### Directive 1
From the book description, extract the passage starting with "A cultural history" and going on through "fact from opinion.".
### Directive 2
Using the book description, answer these:
(a) How many years of cultural history does it cover?
(b) Which newspaper is named with Michiko Kakutani's quote?
(c) Which publication called the book "Provocative, well-written and often witty"?
### Directive 3
Proceed with the book description, picking up from its final line.

### Text block
- - - - - - -

A cultural history of the last forty years, The Age of American Unreason focuses on the convergence of social forces-usually treated as separate entities-that has created a perfect storm of anti-rationalism. These include the upsurge of religious fundamentalism, with more political power today than ever before; the failure of public education to create an informed citizenry; and the triumph of video over print culture. Sparing neither the right nor the left, Jacoby asserts that Americans today have embraced a universe of “junk thought” that makes almost no effort to separate fact from opinion.

From the Jacket

“There are few subjects more timely than the one tackled by Jacoby. . . . Her book is smart [and] well-researched.”
—Michiko Kakutani, The New York Times

“Forceful. . . . Cogently argued. . . . An intellectual journey of the first order.”
Chicago Tribune

“One hopes Jacoby's incisive book will find an audience among the unconverted who will take her warnings seriously.”
San Francisco Chronicle

“Provocative, well-written and often witty.”
USA Today

“Jacoby’s is a moderate, sensible, well-founded position, shared by many Americans, yet it somehow rarely got voiced amid the raging hyperbole of the culture wars. “
Salon

“Jacoby deploys sharp insight on our present straits”

- - - - - - -

### Provided information
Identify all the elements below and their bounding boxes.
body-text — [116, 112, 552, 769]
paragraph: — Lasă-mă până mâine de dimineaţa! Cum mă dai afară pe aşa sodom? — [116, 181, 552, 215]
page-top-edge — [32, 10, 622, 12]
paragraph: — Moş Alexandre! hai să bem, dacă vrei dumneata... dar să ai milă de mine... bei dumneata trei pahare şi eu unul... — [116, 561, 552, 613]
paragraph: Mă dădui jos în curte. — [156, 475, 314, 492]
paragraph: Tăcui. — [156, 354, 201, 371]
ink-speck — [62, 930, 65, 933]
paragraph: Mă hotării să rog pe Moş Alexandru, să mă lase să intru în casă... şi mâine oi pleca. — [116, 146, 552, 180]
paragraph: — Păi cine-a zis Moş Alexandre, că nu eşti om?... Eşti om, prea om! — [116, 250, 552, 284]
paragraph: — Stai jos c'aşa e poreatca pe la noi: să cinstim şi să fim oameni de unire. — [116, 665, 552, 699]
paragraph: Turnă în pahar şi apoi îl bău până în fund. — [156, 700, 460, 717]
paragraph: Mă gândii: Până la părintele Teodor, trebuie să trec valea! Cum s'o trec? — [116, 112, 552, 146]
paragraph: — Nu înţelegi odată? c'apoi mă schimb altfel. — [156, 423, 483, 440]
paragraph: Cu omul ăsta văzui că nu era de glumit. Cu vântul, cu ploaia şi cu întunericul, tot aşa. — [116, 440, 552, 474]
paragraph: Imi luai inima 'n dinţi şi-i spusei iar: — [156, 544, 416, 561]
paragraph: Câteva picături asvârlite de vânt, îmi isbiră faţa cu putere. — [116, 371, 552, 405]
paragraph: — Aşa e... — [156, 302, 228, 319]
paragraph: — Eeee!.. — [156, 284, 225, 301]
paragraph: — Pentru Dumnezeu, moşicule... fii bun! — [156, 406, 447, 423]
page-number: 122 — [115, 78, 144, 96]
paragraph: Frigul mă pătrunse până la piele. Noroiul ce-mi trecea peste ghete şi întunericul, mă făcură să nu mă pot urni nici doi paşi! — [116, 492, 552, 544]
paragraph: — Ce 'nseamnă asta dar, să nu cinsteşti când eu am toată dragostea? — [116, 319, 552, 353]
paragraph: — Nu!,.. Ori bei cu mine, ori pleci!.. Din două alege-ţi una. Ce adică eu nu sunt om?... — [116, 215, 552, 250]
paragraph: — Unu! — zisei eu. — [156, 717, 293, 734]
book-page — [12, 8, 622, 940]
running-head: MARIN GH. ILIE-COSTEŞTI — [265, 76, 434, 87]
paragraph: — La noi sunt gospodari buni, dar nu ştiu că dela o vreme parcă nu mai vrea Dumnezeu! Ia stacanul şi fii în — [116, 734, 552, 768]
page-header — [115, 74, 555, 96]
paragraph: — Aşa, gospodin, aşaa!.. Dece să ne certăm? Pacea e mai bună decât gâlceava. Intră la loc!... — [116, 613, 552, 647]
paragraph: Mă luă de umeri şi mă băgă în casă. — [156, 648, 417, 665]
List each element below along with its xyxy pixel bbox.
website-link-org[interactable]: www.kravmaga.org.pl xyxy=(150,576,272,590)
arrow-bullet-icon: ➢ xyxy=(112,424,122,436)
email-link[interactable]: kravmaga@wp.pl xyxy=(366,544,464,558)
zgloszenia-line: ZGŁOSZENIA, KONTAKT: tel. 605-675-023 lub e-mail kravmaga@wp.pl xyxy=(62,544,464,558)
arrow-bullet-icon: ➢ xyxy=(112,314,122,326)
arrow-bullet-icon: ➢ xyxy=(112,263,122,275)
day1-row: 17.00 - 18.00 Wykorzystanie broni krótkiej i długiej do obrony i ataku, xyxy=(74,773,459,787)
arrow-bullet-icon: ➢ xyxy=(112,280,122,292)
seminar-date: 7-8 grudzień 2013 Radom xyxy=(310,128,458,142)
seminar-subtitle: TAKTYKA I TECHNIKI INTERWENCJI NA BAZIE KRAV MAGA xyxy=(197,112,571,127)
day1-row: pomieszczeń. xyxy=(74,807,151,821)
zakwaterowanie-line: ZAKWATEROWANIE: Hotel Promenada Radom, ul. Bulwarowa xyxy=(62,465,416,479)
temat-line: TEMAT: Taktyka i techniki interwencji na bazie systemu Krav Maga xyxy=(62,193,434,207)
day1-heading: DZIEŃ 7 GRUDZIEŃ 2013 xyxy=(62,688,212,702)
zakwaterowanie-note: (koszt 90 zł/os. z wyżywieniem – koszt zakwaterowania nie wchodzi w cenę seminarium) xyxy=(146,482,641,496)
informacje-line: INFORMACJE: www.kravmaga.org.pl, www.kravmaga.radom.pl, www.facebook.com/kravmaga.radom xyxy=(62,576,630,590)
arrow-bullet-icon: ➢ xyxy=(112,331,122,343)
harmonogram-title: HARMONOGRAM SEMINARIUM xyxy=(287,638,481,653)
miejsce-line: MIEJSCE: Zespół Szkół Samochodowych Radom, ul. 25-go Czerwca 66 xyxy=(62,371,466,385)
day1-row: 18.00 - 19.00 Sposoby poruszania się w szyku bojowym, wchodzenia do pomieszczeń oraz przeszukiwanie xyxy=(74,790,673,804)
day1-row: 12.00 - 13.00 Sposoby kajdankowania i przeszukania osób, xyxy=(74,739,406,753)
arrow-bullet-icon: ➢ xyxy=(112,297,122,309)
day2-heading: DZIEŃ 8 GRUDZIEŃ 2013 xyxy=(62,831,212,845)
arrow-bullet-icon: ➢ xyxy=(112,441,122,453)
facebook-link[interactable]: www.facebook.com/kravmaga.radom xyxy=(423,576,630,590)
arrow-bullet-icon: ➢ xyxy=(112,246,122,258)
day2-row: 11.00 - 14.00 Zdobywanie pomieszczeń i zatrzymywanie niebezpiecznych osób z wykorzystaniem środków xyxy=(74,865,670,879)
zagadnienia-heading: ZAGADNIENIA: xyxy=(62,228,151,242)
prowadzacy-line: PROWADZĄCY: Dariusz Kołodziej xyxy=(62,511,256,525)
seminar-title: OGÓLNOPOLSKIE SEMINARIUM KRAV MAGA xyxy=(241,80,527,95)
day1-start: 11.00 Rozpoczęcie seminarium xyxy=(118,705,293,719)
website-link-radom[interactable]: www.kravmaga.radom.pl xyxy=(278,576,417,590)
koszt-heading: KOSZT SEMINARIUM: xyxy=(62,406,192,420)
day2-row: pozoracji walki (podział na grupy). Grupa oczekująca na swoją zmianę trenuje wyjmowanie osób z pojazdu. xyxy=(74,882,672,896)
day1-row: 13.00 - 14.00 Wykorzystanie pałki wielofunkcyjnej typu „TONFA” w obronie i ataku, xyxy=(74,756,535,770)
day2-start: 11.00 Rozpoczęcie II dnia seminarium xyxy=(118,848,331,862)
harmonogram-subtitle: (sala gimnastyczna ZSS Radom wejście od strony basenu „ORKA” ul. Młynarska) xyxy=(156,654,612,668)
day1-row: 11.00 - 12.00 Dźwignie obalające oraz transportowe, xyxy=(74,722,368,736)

- - - - - - -

### Answer 1
A cultural history of the last forty years, The Age of American Unreason focuses on the convergence of social forces-usually treated as separate entities-that has created a perfect storm of anti-rationalism. These include the upsurge of religious fundamentalism, with more political power today than ever before; the failure of public education to create an informed citizenry; and the triumph of video over print culture. Sparing neither the right nor the left, Jacoby asserts that Americans today have embraced a universe of “junk thought” that makes almost no effort to separate fact from opinion.

### Answer 2
(a) The last forty years.
(b) The New York Times.
(c) USA Today.

### Answer 3
Los Angeles Times

“Trenchant …One hopes her incisive book, just in time for the 2008 elections, will find an audience among the unconverted who will take her warnings seriously.”
San Francisco Chronicle

“A surprising and uncommonly sophisticated treatment of a familiar topic.”
New York Observer

"The Age of American Unreason picks up where Richard Hofstadter left off. With analytic verve and deep historical knowledge, Susan Jacoby documents the dumbing down of our culture like a maestro. make no mistake about it, this is an important book."
—Douglas Brinkley, residential historian and author of The Great Deluge

"This is one of the most eye-opening books I've read in a long time. Jacoby charts the intellectual and cultural currents that have characterized the United States since its founding and explains just how and why Americans have recently become so, well, dumb. Anyone who cares about the future of our country will want to read it."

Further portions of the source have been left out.